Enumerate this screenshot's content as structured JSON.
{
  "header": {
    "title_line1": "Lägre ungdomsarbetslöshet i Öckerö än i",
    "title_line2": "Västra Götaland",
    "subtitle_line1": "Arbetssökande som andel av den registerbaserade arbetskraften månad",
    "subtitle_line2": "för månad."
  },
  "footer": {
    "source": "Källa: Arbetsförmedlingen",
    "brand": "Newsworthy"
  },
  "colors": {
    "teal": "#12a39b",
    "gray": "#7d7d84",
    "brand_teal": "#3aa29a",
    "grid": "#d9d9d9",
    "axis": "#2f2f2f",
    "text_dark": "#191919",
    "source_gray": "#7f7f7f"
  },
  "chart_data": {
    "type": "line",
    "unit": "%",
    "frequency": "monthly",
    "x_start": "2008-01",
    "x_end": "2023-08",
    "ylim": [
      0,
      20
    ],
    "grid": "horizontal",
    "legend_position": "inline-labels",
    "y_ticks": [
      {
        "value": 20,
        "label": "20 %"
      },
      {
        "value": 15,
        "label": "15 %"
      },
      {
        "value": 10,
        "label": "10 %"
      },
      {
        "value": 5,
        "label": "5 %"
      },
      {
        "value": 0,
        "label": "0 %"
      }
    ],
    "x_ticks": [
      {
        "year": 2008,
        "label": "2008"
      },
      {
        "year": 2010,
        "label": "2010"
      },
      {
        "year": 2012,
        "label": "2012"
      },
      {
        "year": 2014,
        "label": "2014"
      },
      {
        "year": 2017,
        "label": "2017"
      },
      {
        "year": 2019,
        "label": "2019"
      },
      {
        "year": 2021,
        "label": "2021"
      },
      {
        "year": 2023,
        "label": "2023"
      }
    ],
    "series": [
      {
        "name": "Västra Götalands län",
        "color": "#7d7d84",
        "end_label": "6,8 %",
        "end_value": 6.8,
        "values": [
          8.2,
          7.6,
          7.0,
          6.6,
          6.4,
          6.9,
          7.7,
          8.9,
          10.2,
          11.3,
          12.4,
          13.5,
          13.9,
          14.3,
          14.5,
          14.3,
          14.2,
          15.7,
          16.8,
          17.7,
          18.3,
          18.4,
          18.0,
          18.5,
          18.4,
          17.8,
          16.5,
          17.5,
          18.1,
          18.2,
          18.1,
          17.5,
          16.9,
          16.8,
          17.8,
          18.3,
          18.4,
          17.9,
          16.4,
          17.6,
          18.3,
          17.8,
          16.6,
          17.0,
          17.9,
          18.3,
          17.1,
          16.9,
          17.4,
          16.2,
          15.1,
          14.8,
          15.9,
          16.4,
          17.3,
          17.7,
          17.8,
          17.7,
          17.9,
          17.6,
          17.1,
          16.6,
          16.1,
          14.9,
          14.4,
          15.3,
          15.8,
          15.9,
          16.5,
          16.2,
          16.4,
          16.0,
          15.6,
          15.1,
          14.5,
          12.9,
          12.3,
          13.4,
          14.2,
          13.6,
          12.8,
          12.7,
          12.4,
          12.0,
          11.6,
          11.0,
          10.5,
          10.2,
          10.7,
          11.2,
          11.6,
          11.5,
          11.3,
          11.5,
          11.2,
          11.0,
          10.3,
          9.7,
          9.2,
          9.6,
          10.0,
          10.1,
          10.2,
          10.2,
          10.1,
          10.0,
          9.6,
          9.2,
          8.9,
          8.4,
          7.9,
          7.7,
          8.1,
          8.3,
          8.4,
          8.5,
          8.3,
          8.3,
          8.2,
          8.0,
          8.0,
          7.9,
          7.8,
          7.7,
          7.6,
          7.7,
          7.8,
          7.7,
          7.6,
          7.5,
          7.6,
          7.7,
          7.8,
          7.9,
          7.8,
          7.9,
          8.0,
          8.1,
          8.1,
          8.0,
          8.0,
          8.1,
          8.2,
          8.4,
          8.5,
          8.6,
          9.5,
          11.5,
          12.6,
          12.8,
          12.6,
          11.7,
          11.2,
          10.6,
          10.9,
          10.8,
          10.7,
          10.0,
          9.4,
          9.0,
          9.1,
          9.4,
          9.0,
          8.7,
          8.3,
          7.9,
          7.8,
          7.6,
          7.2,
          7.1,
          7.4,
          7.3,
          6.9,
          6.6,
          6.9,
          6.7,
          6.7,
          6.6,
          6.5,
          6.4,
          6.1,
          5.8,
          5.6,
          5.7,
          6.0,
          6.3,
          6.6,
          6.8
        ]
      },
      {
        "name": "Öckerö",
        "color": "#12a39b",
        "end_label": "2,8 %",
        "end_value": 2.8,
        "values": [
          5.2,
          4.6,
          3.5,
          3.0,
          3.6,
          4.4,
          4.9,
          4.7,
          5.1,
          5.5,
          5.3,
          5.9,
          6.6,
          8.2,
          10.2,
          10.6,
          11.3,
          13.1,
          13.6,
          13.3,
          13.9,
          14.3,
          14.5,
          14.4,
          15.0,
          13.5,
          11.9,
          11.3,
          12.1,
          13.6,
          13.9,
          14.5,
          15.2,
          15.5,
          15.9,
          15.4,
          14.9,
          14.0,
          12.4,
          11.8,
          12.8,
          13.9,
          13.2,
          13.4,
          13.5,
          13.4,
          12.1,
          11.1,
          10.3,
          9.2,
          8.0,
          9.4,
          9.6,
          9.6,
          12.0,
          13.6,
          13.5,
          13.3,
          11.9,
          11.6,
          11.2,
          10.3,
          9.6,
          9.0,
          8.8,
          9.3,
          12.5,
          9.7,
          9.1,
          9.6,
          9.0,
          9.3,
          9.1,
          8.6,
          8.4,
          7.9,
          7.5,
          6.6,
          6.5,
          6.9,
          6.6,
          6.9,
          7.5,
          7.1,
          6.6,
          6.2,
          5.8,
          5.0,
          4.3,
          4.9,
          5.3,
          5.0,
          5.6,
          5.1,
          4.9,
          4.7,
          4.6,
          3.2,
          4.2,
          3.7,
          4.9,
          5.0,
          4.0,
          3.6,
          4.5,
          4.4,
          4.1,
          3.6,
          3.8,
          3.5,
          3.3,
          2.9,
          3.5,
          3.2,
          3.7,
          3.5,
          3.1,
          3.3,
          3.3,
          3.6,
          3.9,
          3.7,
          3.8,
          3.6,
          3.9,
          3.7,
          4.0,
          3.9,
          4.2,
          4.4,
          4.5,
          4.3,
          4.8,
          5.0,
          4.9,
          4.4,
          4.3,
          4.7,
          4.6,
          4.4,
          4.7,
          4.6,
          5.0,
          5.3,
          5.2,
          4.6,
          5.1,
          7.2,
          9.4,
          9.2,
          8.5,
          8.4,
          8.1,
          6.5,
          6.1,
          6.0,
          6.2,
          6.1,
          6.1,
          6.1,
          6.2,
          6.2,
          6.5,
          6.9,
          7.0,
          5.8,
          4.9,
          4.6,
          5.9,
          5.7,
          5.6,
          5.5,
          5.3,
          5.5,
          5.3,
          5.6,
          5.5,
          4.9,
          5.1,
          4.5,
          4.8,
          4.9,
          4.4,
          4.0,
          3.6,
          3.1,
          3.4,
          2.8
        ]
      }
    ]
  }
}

○ ○ ○

What to do =>
Copy every line of the material, please, keeping it exactly the same.

Solution to the problem =>
Enumerate this screenshot's content as structured JSON.
{
  "header": {
    "title_line1": "Lägre ungdomsarbetslöshet i Öckerö än i",
    "title_line2": "Västra Götaland",
    "subtitle_line1": "Arbetssökande som andel av den registerbaserade arbetskraften månad",
    "subtitle_line2": "för månad."
  },
  "footer": {
    "source": "Källa: Arbetsförmedlingen",
    "brand": "Newsworthy"
  },
  "colors": {
    "teal": "#12a39b",
    "gray": "#7d7d84",
    "brand_teal": "#3aa29a",
    "grid": "#d9d9d9",
    "axis": "#2f2f2f",
    "text_dark": "#191919",
    "source_gray": "#7f7f7f"
  },
  "chart_data": {
    "type": "line",
    "unit": "%",
    "frequency": "monthly",
    "x_start": "2008-01",
    "x_end": "2023-08",
    "ylim": [
      0,
      20
    ],
    "grid": "horizontal",
    "legend_position": "inline-labels",
    "y_ticks": [
      {
        "value": 20,
        "label": "20 %"
      },
      {
        "value": 15,
        "label": "15 %"
      },
      {
        "value": 10,
        "label": "10 %"
      },
      {
        "value": 5,
        "label": "5 %"
      },
      {
        "value": 0,
        "label": "0 %"
      }
    ],
    "x_ticks": [
      {
        "year": 2008,
        "label": "2008"
      },
      {
        "year": 2010,
        "label": "2010"
      },
      {
        "year": 2012,
        "label": "2012"
      },
      {
        "year": 2014,
        "label": "2014"
      },
      {
        "year": 2017,
        "label": "2017"
      },
      {
        "year": 2019,
        "label": "2019"
      },
      {
        "year": 2021,
        "label": "2021"
      },
      {
        "year": 2023,
        "label": "2023"
      }
    ],
    "series": [
      {
        "name": "Västra Götalands län",
        "color": "#7d7d84",
        "end_label": "6,8 %",
        "end_value": 6.8,
        "values": [
          8.2,
          7.6,
          7.0,
          6.6,
          6.4,
          6.9,
          7.7,
          8.9,
          10.2,
          11.3,
          12.4,
          13.5,
          13.9,
          14.3,
          14.5,
          14.3,
          14.2,
          15.7,
          16.8,
          17.7,
          18.3,
          18.4,
          18.0,
          18.5,
          18.4,
          17.8,
          16.5,
          17.5,
          18.1,
          18.2,
          18.1,
          17.5,
          16.9,
          16.8,
          17.8,
          18.3,
          18.4,
          17.9,
          16.4,
          17.6,
          18.3,
          17.8,
          16.6,
          17.0,
          17.9,
          18.3,
          17.1,
          16.9,
          17.4,
          16.2,
          15.1,
          14.8,
          15.9,
          16.4,
          17.3,
          17.7,
          17.8,
          17.7,
          17.9,
          17.6,
          17.1,
          16.6,
          16.1,
          14.9,
          14.4,
          15.3,
          15.8,
          15.9,
          16.5,
          16.2,
          16.4,
          16.0,
          15.6,
          15.1,
          14.5,
          12.9,
          12.3,
          13.4,
          14.2,
          13.6,
          12.8,
          12.7,
          12.4,
          12.0,
          11.6,
          11.0,
          10.5,
          10.2,
          10.7,
          11.2,
          11.6,
          11.5,
          11.3,
          11.5,
          11.2,
          11.0,
          10.3,
          9.7,
          9.2,
          9.6,
          10.0,
          10.1,
          10.2,
          10.2,
          10.1,
          10.0,
          9.6,
          9.2,
          8.9,
          8.4,
          7.9,
          7.7,
          8.1,
          8.3,
          8.4,
          8.5,
          8.3,
          8.3,
          8.2,
          8.0,
          8.0,
          7.9,
          7.8,
          7.7,
          7.6,
          7.7,
          7.8,
          7.7,
          7.6,
          7.5,
          7.6,
          7.7,
          7.8,
          7.9,
          7.8,
          7.9,
          8.0,
          8.1,
          8.1,
          8.0,
          8.0,
          8.1,
          8.2,
          8.4,
          8.5,
          8.6,
          9.5,
          11.5,
          12.6,
          12.8,
          12.6,
          11.7,
          11.2,
          10.6,
          10.9,
          10.8,
          10.7,
          10.0,
          9.4,
          9.0,
          9.1,
          9.4,
          9.0,
          8.7,
          8.3,
          7.9,
          7.8,
          7.6,
          7.2,
          7.1,
          7.4,
          7.3,
          6.9,
          6.6,
          6.9,
          6.7,
          6.7,
          6.6,
          6.5,
          6.4,
          6.1,
          5.8,
          5.6,
          5.7,
          6.0,
          6.3,
          6.6,
          6.8
        ]
      },
      {
        "name": "Öckerö",
        "color": "#12a39b",
        "end_label": "2,8 %",
        "end_value": 2.8,
        "values": [
          5.2,
          4.6,
          3.5,
          3.0,
          3.6,
          4.4,
          4.9,
          4.7,
          5.1,
          5.5,
          5.3,
          5.9,
          6.6,
          8.2,
          10.2,
          10.6,
          11.3,
          13.1,
          13.6,
          13.3,
          13.9,
          14.3,
          14.5,
          14.4,
          15.0,
          13.5,
          11.9,
          11.3,
          12.1,
          13.6,
          13.9,
          14.5,
          15.2,
          15.5,
          15.9,
          15.4,
          14.9,
          14.0,
          12.4,
          11.8,
          12.8,
          13.9,
          13.2,
          13.4,
          13.5,
          13.4,
          12.1,
          11.1,
          10.3,
          9.2,
          8.0,
          9.4,
          9.6,
          9.6,
          12.0,
          13.6,
          13.5,
          13.3,
          11.9,
          11.6,
          11.2,
          10.3,
          9.6,
          9.0,
          8.8,
          9.3,
          12.5,
          9.7,
          9.1,
          9.6,
          9.0,
          9.3,
          9.1,
          8.6,
          8.4,
          7.9,
          7.5,
          6.6,
          6.5,
          6.9,
          6.6,
          6.9,
          7.5,
          7.1,
          6.6,
          6.2,
          5.8,
          5.0,
          4.3,
          4.9,
          5.3,
          5.0,
          5.6,
          5.1,
          4.9,
          4.7,
          4.6,
          3.2,
          4.2,
          3.7,
          4.9,
          5.0,
          4.0,
          3.6,
          4.5,
          4.4,
          4.1,
          3.6,
          3.8,
          3.5,
          3.3,
          2.9,
          3.5,
          3.2,
          3.7,
          3.5,
          3.1,
          3.3,
          3.3,
          3.6,
          3.9,
          3.7,
          3.8,
          3.6,
          3.9,
          3.7,
          4.0,
          3.9,
          4.2,
          4.4,
          4.5,
          4.3,
          4.8,
          5.0,
          4.9,
          4.4,
          4.3,
          4.7,
          4.6,
          4.4,
          4.7,
          4.6,
          5.0,
          5.3,
          5.2,
          4.6,
          5.1,
          7.2,
          9.4,
          9.2,
          8.5,
          8.4,
          8.1,
          6.5,
          6.1,
          6.0,
          6.2,
          6.1,
          6.1,
          6.1,
          6.2,
          6.2,
          6.5,
          6.9,
          7.0,
          5.8,
          4.9,
          4.6,
          5.9,
          5.7,
          5.6,
          5.5,
          5.3,
          5.5,
          5.3,
          5.6,
          5.5,
          4.9,
          5.1,
          4.5,
          4.8,
          4.9,
          4.4,
          4.0,
          3.6,
          3.1,
          3.4,
          2.8
        ]
      }
    ]
  }
}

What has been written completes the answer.